# Records for the task start

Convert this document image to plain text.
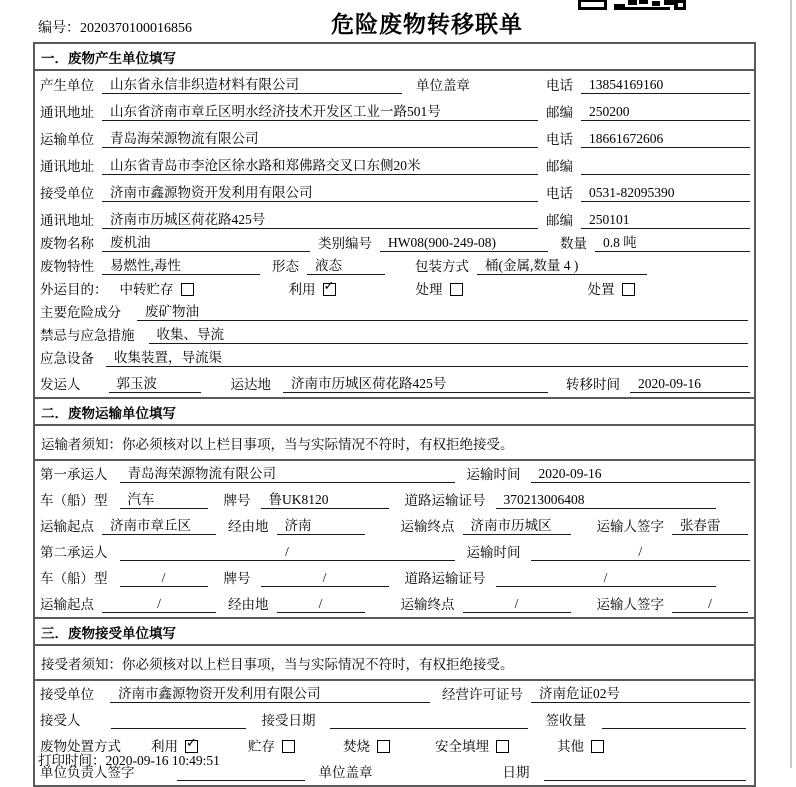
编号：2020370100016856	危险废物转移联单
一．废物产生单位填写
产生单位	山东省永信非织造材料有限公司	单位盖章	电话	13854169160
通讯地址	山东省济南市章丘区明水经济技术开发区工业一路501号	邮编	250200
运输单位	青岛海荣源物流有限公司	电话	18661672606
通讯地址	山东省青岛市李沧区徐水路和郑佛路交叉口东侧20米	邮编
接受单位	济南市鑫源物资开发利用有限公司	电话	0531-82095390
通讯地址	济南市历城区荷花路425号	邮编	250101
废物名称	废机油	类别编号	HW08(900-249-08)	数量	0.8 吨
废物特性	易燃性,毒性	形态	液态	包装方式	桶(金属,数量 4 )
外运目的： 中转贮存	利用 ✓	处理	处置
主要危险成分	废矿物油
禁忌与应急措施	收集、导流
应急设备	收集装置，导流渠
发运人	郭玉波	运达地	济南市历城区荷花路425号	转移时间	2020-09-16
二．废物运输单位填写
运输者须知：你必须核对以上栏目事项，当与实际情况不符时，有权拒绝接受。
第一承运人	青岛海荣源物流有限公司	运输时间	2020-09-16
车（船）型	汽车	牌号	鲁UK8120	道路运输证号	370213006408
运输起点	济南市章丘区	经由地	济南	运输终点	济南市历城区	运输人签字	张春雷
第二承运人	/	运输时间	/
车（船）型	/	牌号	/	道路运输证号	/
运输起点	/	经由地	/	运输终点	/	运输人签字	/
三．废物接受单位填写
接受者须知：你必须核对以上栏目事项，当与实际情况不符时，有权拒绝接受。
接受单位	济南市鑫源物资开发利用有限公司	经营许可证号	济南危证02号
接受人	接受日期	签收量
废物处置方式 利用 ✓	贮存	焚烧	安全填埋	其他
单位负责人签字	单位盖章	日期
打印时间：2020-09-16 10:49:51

# Records for the task end
# Records for the task start

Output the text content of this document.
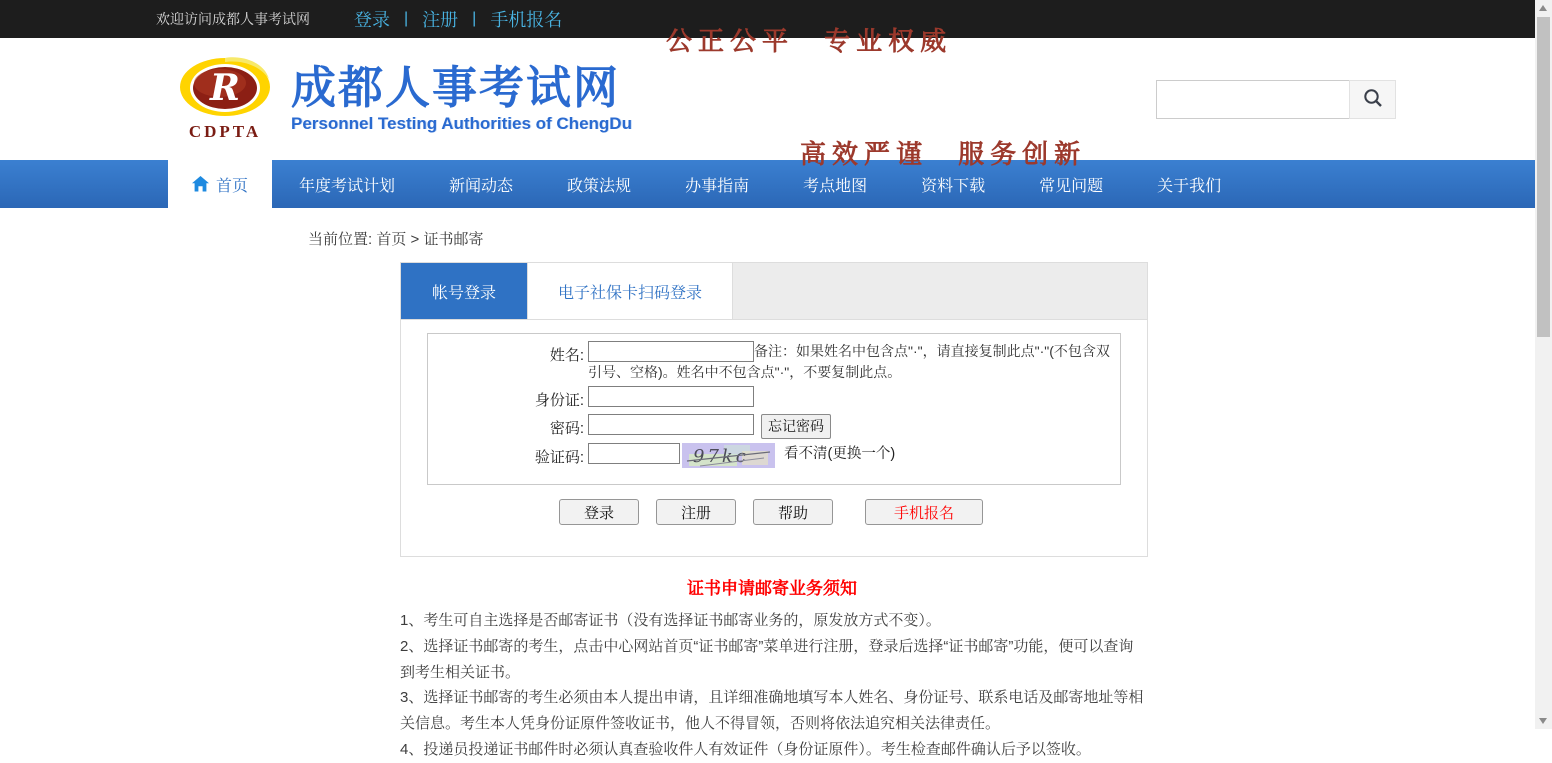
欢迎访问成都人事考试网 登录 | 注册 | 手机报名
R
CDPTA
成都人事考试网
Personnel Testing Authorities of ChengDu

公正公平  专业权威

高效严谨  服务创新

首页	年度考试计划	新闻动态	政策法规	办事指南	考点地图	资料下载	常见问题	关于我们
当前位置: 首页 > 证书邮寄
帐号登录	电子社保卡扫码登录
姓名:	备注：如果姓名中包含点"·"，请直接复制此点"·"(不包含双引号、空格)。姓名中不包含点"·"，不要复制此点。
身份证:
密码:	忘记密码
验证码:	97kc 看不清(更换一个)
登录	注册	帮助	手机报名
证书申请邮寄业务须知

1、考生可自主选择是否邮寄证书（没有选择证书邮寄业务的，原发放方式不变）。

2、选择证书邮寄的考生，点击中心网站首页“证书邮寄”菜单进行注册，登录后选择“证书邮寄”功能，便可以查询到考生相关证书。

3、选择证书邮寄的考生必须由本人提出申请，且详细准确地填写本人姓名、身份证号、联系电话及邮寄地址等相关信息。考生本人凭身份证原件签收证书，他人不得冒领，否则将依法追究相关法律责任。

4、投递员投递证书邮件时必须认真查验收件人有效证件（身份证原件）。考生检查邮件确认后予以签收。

# Records for the task end

(Problem) Extract all lines containing the word "运输终点".

(Exercise answer)
运输起点	济南市章丘区	经由地	济南	运输终点	济南市历城区	运输人签字	张春雷
运输起点	/	经由地	/	运输终点	/	运输人签字	/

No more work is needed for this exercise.